Figure record listings

● ● ●

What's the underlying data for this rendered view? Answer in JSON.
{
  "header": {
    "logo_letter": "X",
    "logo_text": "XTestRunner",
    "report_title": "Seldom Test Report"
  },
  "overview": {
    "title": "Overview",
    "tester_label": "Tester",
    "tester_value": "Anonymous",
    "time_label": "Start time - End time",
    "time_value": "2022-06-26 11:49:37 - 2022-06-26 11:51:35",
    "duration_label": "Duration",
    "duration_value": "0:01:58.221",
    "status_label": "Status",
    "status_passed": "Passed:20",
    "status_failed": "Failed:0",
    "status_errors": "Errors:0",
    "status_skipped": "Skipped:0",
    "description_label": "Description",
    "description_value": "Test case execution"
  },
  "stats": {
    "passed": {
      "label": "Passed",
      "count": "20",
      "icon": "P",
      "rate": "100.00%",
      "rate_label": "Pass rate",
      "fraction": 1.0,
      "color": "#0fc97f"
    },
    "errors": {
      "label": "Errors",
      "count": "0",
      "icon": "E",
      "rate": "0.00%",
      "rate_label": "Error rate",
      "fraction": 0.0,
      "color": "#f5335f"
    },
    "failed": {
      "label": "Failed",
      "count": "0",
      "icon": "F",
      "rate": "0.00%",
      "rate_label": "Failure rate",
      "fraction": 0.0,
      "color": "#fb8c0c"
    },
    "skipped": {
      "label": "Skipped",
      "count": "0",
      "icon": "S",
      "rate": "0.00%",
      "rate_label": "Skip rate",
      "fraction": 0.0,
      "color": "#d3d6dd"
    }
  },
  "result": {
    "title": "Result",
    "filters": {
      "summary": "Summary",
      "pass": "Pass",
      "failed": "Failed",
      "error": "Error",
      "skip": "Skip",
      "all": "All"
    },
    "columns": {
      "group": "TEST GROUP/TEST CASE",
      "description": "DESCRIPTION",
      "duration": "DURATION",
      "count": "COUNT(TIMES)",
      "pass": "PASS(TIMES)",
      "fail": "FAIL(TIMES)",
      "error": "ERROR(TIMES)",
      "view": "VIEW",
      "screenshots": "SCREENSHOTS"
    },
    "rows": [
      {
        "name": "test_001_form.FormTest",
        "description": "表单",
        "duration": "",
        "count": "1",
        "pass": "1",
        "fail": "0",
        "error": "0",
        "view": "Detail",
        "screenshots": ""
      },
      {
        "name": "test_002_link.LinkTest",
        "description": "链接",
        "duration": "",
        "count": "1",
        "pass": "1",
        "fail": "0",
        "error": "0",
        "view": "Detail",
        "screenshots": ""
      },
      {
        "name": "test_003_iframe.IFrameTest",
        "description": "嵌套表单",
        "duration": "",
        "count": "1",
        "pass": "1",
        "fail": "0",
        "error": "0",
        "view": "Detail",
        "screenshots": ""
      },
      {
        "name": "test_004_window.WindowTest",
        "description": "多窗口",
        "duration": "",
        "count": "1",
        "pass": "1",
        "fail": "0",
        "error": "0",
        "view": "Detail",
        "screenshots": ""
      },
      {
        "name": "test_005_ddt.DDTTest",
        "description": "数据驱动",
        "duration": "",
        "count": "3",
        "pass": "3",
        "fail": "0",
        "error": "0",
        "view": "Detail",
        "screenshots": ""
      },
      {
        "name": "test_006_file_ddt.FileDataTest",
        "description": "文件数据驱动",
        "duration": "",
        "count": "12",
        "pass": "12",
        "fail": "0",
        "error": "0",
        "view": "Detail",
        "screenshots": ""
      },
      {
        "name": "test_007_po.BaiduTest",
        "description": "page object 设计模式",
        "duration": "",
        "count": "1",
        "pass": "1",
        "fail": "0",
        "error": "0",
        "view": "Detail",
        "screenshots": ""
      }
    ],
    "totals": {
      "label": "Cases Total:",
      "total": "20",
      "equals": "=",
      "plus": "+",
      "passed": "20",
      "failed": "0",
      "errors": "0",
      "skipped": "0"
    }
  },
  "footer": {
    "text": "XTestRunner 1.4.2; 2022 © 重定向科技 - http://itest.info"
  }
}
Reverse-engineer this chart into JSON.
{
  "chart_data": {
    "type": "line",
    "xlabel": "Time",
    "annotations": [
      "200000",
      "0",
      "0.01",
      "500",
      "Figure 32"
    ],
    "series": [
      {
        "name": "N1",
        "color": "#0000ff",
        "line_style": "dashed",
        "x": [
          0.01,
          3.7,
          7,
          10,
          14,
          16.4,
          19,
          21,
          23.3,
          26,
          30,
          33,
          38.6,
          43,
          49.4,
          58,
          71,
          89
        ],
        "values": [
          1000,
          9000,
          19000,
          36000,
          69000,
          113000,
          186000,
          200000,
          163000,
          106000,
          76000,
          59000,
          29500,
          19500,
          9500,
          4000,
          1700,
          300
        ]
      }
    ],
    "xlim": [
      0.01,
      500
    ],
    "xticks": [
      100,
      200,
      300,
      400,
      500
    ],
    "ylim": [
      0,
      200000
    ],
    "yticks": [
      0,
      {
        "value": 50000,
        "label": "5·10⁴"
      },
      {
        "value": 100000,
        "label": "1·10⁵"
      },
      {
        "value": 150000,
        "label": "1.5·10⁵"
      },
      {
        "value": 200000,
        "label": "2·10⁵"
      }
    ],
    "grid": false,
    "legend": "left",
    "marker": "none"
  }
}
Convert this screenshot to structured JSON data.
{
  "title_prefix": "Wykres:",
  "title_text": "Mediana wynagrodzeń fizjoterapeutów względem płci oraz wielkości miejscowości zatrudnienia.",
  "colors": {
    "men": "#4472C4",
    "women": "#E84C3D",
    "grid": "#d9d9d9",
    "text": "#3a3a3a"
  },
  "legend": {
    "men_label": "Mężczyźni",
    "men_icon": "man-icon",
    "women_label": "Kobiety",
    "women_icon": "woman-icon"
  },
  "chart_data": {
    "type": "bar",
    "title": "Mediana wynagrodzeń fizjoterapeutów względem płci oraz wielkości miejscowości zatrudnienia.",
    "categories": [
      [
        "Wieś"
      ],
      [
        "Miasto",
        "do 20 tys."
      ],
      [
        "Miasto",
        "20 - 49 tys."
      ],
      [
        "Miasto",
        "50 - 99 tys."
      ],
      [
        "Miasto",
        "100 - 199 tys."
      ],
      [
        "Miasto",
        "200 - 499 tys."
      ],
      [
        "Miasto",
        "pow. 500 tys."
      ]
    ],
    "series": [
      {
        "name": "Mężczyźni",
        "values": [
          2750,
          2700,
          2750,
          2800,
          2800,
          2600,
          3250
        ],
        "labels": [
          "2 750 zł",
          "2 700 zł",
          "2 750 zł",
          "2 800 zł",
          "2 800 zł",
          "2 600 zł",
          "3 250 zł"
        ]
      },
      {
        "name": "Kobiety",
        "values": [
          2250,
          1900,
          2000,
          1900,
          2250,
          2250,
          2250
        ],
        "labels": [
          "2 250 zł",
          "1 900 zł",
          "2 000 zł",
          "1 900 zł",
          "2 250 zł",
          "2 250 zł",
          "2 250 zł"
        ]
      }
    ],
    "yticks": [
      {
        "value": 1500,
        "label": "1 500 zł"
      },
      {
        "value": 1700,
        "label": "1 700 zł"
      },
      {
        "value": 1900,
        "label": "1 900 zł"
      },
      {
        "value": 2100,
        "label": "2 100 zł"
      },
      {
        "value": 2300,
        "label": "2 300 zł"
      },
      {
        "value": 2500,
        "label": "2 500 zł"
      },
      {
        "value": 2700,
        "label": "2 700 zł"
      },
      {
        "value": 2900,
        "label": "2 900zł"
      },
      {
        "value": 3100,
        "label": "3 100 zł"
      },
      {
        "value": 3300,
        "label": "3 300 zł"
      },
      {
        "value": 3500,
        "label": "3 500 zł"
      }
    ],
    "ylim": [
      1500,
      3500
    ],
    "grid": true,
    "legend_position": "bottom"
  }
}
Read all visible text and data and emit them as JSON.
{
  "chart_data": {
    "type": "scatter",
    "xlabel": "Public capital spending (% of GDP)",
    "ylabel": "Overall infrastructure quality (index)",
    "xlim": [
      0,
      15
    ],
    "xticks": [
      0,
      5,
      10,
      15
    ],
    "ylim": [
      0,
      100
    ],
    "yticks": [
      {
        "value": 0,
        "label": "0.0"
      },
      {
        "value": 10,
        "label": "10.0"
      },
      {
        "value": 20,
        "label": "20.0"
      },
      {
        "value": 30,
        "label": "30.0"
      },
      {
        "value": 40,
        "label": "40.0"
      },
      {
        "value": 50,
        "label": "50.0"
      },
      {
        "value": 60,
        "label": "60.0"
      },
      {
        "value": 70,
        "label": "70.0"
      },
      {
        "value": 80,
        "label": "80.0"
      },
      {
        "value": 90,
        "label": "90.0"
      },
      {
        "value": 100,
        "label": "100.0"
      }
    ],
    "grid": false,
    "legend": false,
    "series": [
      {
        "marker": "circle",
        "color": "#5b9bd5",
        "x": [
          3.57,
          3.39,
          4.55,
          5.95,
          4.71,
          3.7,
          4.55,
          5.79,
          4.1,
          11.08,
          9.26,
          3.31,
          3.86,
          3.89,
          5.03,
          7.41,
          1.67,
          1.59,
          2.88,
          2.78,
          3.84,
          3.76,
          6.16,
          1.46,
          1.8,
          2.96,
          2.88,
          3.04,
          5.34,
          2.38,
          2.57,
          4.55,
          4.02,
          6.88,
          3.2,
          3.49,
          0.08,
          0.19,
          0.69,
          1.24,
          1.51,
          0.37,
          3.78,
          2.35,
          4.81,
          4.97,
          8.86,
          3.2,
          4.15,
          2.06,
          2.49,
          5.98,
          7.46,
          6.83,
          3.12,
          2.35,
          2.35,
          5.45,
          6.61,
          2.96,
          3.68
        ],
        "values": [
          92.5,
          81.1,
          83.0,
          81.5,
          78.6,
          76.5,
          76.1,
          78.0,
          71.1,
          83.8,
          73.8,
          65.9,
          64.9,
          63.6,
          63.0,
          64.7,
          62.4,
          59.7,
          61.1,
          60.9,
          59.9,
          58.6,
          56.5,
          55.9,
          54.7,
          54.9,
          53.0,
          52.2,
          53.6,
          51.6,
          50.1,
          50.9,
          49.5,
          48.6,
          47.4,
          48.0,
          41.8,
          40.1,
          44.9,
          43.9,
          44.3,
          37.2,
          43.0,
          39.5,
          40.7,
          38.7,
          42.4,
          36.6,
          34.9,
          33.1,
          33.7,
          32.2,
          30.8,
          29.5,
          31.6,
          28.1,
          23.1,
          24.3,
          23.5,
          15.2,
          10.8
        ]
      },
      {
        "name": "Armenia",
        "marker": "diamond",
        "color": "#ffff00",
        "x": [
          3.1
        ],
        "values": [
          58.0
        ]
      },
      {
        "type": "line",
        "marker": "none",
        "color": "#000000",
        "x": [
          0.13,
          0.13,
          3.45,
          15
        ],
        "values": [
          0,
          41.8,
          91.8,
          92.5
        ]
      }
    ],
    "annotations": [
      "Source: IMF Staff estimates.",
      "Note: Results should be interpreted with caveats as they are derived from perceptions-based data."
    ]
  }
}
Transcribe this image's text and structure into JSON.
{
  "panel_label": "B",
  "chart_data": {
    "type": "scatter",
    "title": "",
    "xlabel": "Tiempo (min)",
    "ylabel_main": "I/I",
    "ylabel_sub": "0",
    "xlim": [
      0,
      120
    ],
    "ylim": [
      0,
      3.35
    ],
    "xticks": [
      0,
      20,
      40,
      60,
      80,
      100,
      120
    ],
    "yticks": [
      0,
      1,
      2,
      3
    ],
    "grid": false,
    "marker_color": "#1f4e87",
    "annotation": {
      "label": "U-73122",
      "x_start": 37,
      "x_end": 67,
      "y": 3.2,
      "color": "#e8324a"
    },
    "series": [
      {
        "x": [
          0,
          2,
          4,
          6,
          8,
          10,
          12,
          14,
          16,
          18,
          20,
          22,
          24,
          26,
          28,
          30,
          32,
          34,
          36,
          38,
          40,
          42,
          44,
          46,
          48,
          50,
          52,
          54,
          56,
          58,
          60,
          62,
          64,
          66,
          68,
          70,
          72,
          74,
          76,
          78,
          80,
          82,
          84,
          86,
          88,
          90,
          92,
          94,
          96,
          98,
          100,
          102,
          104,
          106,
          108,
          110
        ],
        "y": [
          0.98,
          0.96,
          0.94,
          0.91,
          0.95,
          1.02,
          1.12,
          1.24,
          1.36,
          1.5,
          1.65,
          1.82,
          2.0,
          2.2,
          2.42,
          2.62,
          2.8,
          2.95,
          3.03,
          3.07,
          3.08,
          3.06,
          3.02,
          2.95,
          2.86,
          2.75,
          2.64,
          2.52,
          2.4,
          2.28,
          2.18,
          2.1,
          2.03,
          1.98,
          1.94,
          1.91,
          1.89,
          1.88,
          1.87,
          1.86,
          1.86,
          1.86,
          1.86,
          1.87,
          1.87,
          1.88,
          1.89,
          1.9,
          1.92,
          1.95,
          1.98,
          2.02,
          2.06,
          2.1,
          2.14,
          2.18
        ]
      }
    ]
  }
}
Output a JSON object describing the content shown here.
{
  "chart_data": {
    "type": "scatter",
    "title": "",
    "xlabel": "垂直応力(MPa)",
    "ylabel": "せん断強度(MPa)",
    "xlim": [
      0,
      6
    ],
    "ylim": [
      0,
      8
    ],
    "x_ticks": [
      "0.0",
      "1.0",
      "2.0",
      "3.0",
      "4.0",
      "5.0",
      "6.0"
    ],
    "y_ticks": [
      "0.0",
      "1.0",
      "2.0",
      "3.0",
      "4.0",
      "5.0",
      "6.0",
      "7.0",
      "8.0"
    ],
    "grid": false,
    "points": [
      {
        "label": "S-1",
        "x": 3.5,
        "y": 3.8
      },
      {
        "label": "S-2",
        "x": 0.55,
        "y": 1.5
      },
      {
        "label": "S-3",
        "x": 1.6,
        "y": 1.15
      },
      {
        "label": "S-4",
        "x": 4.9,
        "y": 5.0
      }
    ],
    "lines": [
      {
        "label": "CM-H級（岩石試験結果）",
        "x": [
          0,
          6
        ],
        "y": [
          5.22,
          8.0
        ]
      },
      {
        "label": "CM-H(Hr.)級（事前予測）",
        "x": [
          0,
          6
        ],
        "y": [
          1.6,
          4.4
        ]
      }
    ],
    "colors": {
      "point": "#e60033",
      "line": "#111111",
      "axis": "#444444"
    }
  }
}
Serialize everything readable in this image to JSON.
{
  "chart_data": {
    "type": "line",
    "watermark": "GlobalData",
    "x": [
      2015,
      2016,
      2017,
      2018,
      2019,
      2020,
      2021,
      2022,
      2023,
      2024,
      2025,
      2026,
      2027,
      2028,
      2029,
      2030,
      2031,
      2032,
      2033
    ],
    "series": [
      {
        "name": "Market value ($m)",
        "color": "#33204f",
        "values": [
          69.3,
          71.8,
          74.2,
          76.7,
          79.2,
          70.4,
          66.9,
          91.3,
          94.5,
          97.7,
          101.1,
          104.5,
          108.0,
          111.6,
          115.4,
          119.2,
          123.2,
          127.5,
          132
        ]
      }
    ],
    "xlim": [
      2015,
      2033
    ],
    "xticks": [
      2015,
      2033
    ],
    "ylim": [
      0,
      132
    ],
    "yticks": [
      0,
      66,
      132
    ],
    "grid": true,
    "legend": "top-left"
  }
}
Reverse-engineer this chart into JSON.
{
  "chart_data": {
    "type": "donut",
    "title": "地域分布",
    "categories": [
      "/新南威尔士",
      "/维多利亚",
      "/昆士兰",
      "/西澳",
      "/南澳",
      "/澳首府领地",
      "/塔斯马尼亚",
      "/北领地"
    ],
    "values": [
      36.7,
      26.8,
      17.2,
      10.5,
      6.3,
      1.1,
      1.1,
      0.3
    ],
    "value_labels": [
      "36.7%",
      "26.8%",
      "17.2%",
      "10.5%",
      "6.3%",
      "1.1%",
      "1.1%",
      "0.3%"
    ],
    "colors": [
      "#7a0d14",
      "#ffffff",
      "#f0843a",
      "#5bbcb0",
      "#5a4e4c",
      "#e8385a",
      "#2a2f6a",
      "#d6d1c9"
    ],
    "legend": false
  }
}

● ● ●

• _TASK DETAILS_
List the lines of the material in which the word "względem" occurs.

• _TASK OUTPUT_
  "title_text": "Mediana wynagrodzeń fizjoterapeutów względem płci oraz wielkości miejscowości zatrudnienia.",
    "title": "Mediana wynagrodzeń fizjoterapeutów względem płci oraz wielkości miejscowości zatrudnienia.",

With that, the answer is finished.